- _YOUR TASK_: Select from the data all lines with the word "post".

(Data entries)
● ● ● ●
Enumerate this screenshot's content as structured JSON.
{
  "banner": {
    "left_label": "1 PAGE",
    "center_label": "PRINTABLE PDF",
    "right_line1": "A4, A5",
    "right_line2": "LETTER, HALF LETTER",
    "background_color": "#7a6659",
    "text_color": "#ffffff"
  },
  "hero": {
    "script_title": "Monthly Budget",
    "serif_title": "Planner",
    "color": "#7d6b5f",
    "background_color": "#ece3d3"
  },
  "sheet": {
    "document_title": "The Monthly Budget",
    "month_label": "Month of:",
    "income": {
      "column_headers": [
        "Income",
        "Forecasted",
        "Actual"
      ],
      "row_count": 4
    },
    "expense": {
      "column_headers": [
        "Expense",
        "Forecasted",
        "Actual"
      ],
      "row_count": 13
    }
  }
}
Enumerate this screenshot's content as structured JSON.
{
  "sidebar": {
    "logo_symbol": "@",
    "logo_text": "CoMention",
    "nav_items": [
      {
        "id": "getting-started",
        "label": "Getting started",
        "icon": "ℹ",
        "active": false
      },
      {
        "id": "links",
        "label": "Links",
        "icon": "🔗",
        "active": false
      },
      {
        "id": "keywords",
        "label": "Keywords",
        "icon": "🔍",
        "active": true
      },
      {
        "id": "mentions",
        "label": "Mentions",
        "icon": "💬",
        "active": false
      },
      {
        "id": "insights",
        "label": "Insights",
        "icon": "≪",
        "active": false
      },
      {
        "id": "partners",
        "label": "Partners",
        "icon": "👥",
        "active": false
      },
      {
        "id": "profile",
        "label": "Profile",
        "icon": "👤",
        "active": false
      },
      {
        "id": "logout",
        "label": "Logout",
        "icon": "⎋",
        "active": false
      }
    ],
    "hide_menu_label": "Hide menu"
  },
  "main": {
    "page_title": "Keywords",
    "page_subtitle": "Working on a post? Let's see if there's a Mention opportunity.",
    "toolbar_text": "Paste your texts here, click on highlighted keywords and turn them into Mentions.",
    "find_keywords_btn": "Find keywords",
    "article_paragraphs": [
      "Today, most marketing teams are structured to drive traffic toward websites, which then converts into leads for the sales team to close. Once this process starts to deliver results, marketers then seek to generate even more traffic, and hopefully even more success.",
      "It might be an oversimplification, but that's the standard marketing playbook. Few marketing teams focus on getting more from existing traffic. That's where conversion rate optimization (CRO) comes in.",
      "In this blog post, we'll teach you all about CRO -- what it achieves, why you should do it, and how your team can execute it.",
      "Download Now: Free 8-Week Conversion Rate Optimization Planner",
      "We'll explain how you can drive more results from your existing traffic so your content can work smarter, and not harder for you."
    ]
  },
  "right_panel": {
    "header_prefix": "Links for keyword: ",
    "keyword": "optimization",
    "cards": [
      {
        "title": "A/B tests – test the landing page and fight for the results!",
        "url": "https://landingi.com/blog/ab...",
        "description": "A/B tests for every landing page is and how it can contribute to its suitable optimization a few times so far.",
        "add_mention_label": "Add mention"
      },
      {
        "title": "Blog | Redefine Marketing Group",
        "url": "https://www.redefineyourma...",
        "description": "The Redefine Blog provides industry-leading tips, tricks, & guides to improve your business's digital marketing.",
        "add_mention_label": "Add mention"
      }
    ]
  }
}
● ● ● ●
- _REPLY TO THE TASK_:
    "page_subtitle": "Working on a post? Let's see if there's a Mention opportunity.",
      "In this blog post, we'll teach you all about CRO -- what it achieves, why you should do it, and how your team can execute it.",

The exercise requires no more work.